What the task requires
Your task is to output the data exactly as it stands.

Recorded data
::::::::::

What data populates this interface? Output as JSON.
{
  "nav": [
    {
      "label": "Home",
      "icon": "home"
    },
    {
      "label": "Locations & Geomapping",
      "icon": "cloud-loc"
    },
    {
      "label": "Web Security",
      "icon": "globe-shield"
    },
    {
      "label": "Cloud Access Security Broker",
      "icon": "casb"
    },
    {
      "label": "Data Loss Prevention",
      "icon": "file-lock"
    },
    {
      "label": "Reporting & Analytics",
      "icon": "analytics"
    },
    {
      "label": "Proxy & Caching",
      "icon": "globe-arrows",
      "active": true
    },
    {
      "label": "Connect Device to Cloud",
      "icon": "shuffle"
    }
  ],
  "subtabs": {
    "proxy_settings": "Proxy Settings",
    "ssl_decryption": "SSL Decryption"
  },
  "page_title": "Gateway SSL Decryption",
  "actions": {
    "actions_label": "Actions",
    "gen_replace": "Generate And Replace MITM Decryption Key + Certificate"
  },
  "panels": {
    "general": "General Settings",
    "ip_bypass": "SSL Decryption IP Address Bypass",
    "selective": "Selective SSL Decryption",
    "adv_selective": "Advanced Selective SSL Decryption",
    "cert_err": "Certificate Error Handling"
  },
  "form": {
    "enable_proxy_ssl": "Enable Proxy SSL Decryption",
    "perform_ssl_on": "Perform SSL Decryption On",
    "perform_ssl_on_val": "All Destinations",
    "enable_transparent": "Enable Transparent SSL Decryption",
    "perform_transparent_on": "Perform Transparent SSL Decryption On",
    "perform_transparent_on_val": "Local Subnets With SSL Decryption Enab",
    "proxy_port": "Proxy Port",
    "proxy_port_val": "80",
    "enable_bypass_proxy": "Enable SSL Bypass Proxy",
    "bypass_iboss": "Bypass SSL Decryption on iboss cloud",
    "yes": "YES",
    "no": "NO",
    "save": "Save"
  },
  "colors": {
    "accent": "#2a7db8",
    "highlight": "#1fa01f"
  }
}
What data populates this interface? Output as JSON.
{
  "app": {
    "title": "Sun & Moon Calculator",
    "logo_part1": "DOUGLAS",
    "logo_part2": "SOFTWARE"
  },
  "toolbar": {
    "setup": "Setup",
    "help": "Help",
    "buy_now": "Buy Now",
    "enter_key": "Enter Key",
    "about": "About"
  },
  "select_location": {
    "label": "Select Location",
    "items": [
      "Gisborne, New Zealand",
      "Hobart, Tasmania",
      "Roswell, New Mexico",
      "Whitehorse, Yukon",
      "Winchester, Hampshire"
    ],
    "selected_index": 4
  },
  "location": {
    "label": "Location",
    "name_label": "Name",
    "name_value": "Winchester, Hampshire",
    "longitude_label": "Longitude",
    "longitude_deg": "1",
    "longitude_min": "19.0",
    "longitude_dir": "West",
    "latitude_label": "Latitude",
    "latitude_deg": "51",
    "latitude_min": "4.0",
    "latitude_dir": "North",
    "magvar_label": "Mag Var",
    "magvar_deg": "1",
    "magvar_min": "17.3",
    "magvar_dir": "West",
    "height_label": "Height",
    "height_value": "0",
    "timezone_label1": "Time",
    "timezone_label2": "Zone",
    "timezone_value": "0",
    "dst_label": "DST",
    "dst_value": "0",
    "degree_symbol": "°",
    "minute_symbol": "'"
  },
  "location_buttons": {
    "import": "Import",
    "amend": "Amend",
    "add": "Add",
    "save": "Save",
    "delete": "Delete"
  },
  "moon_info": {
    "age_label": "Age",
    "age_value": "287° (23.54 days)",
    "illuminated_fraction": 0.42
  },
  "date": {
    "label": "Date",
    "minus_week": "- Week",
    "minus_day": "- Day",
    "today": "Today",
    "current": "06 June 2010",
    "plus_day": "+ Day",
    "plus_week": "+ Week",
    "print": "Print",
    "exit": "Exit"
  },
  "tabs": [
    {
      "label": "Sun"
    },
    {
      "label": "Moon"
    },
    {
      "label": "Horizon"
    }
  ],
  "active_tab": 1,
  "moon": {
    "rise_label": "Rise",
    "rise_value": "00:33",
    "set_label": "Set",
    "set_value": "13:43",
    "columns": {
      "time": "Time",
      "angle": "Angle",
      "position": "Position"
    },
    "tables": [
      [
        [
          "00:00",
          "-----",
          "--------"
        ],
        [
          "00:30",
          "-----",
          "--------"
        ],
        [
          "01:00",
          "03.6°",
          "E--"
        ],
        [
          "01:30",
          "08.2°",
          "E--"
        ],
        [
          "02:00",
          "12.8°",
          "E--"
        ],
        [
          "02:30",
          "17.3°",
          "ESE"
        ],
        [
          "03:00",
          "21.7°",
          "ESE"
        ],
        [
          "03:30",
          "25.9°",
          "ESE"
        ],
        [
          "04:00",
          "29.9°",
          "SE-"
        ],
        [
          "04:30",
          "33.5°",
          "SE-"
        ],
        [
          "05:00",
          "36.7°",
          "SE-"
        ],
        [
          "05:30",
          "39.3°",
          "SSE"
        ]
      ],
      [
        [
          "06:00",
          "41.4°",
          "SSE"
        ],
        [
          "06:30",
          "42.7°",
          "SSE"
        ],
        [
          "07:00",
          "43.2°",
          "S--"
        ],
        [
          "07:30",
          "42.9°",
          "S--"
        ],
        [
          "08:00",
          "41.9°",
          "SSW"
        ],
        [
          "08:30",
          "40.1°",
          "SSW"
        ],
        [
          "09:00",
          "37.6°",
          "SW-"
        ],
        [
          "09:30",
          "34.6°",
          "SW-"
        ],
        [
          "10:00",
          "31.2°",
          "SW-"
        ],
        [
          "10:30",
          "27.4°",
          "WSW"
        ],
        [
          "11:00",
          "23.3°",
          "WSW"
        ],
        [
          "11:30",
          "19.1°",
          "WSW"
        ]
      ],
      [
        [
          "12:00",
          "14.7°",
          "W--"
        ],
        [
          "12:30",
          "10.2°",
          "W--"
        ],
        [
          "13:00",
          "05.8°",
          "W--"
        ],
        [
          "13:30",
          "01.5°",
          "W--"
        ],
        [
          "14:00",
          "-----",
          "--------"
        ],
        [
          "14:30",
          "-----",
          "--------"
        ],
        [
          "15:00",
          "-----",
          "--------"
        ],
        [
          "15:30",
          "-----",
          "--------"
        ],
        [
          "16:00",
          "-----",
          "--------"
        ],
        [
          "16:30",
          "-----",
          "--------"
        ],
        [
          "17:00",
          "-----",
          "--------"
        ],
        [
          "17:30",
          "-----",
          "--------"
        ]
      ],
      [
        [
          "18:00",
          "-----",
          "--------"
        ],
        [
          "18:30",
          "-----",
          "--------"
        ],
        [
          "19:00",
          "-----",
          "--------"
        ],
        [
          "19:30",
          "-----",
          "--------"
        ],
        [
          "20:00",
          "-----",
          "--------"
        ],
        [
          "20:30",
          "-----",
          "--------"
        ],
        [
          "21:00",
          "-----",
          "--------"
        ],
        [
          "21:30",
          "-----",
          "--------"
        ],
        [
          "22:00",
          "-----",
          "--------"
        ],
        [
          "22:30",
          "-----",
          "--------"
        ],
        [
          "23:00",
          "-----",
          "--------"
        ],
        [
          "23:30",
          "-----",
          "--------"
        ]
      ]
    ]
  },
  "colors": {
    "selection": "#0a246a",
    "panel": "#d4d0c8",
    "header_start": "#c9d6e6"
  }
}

::::::::::

Response to the task
What data populates this interface? Output as JSON.
{
  "nav": [
    {
      "label": "Home",
      "icon": "home"
    },
    {
      "label": "Locations & Geomapping",
      "icon": "cloud-loc"
    },
    {
      "label": "Web Security",
      "icon": "globe-shield"
    },
    {
      "label": "Cloud Access Security Broker",
      "icon": "casb"
    },
    {
      "label": "Data Loss Prevention",
      "icon": "file-lock"
    },
    {
      "label": "Reporting & Analytics",
      "icon": "analytics"
    },
    {
      "label": "Proxy & Caching",
      "icon": "globe-arrows",
      "active": true
    },
    {
      "label": "Connect Device to Cloud",
      "icon": "shuffle"
    }
  ],
  "subtabs": {
    "proxy_settings": "Proxy Settings",
    "ssl_decryption": "SSL Decryption"
  },
  "page_title": "Gateway SSL Decryption",
  "actions": {
    "actions_label": "Actions",
    "gen_replace": "Generate And Replace MITM Decryption Key + Certificate"
  },
  "panels": {
    "general": "General Settings",
    "ip_bypass": "SSL Decryption IP Address Bypass",
    "selective": "Selective SSL Decryption",
    "adv_selective": "Advanced Selective SSL Decryption",
    "cert_err": "Certificate Error Handling"
  },
  "form": {
    "enable_proxy_ssl": "Enable Proxy SSL Decryption",
    "perform_ssl_on": "Perform SSL Decryption On",
    "perform_ssl_on_val": "All Destinations",
    "enable_transparent": "Enable Transparent SSL Decryption",
    "perform_transparent_on": "Perform Transparent SSL Decryption On",
    "perform_transparent_on_val": "Local Subnets With SSL Decryption Enab",
    "proxy_port": "Proxy Port",
    "proxy_port_val": "80",
    "enable_bypass_proxy": "Enable SSL Bypass Proxy",
    "bypass_iboss": "Bypass SSL Decryption on iboss cloud",
    "yes": "YES",
    "no": "NO",
    "save": "Save"
  },
  "colors": {
    "accent": "#2a7db8",
    "highlight": "#1fa01f"
  }
}
What data populates this interface? Output as JSON.
{
  "app": {
    "title": "Sun & Moon Calculator",
    "logo_part1": "DOUGLAS",
    "logo_part2": "SOFTWARE"
  },
  "toolbar": {
    "setup": "Setup",
    "help": "Help",
    "buy_now": "Buy Now",
    "enter_key": "Enter Key",
    "about": "About"
  },
  "select_location": {
    "label": "Select Location",
    "items": [
      "Gisborne, New Zealand",
      "Hobart, Tasmania",
      "Roswell, New Mexico",
      "Whitehorse, Yukon",
      "Winchester, Hampshire"
    ],
    "selected_index": 4
  },
  "location": {
    "label": "Location",
    "name_label": "Name",
    "name_value": "Winchester, Hampshire",
    "longitude_label": "Longitude",
    "longitude_deg": "1",
    "longitude_min": "19.0",
    "longitude_dir": "West",
    "latitude_label": "Latitude",
    "latitude_deg": "51",
    "latitude_min": "4.0",
    "latitude_dir": "North",
    "magvar_label": "Mag Var",
    "magvar_deg": "1",
    "magvar_min": "17.3",
    "magvar_dir": "West",
    "height_label": "Height",
    "height_value": "0",
    "timezone_label1": "Time",
    "timezone_label2": "Zone",
    "timezone_value": "0",
    "dst_label": "DST",
    "dst_value": "0",
    "degree_symbol": "°",
    "minute_symbol": "'"
  },
  "location_buttons": {
    "import": "Import",
    "amend": "Amend",
    "add": "Add",
    "save": "Save",
    "delete": "Delete"
  },
  "moon_info": {
    "age_label": "Age",
    "age_value": "287° (23.54 days)",
    "illuminated_fraction": 0.42
  },
  "date": {
    "label": "Date",
    "minus_week": "- Week",
    "minus_day": "- Day",
    "today": "Today",
    "current": "06 June 2010",
    "plus_day": "+ Day",
    "plus_week": "+ Week",
    "print": "Print",
    "exit": "Exit"
  },
  "tabs": [
    {
      "label": "Sun"
    },
    {
      "label": "Moon"
    },
    {
      "label": "Horizon"
    }
  ],
  "active_tab": 1,
  "moon": {
    "rise_label": "Rise",
    "rise_value": "00:33",
    "set_label": "Set",
    "set_value": "13:43",
    "columns": {
      "time": "Time",
      "angle": "Angle",
      "position": "Position"
    },
    "tables": [
      [
        [
          "00:00",
          "-----",
          "--------"
        ],
        [
          "00:30",
          "-----",
          "--------"
        ],
        [
          "01:00",
          "03.6°",
          "E--"
        ],
        [
          "01:30",
          "08.2°",
          "E--"
        ],
        [
          "02:00",
          "12.8°",
          "E--"
        ],
        [
          "02:30",
          "17.3°",
          "ESE"
        ],
        [
          "03:00",
          "21.7°",
          "ESE"
        ],
        [
          "03:30",
          "25.9°",
          "ESE"
        ],
        [
          "04:00",
          "29.9°",
          "SE-"
        ],
        [
          "04:30",
          "33.5°",
          "SE-"
        ],
        [
          "05:00",
          "36.7°",
          "SE-"
        ],
        [
          "05:30",
          "39.3°",
          "SSE"
        ]
      ],
      [
        [
          "06:00",
          "41.4°",
          "SSE"
        ],
        [
          "06:30",
          "42.7°",
          "SSE"
        ],
        [
          "07:00",
          "43.2°",
          "S--"
        ],
        [
          "07:30",
          "42.9°",
          "S--"
        ],
        [
          "08:00",
          "41.9°",
          "SSW"
        ],
        [
          "08:30",
          "40.1°",
          "SSW"
        ],
        [
          "09:00",
          "37.6°",
          "SW-"
        ],
        [
          "09:30",
          "34.6°",
          "SW-"
        ],
        [
          "10:00",
          "31.2°",
          "SW-"
        ],
        [
          "10:30",
          "27.4°",
          "WSW"
        ],
        [
          "11:00",
          "23.3°",
          "WSW"
        ],
        [
          "11:30",
          "19.1°",
          "WSW"
        ]
      ],
      [
        [
          "12:00",
          "14.7°",
          "W--"
        ],
        [
          "12:30",
          "10.2°",
          "W--"
        ],
        [
          "13:00",
          "05.8°",
          "W--"
        ],
        [
          "13:30",
          "01.5°",
          "W--"
        ],
        [
          "14:00",
          "-----",
          "--------"
        ],
        [
          "14:30",
          "-----",
          "--------"
        ],
        [
          "15:00",
          "-----",
          "--------"
        ],
        [
          "15:30",
          "-----",
          "--------"
        ],
        [
          "16:00",
          "-----",
          "--------"
        ],
        [
          "16:30",
          "-----",
          "--------"
        ],
        [
          "17:00",
          "-----",
          "--------"
        ],
        [
          "17:30",
          "-----",
          "--------"
        ]
      ],
      [
        [
          "18:00",
          "-----",
          "--------"
        ],
        [
          "18:30",
          "-----",
          "--------"
        ],
        [
          "19:00",
          "-----",
          "--------"
        ],
        [
          "19:30",
          "-----",
          "--------"
        ],
        [
          "20:00",
          "-----",
          "--------"
        ],
        [
          "20:30",
          "-----",
          "--------"
        ],
        [
          "21:00",
          "-----",
          "--------"
        ],
        [
          "21:30",
          "-----",
          "--------"
        ],
        [
          "22:00",
          "-----",
          "--------"
        ],
        [
          "22:30",
          "-----",
          "--------"
        ],
        [
          "23:00",
          "-----",
          "--------"
        ],
        [
          "23:30",
          "-----",
          "--------"
        ]
      ]
    ]
  },
  "colors": {
    "selection": "#0a246a",
    "panel": "#d4d0c8",
    "header_start": "#c9d6e6"
  }
}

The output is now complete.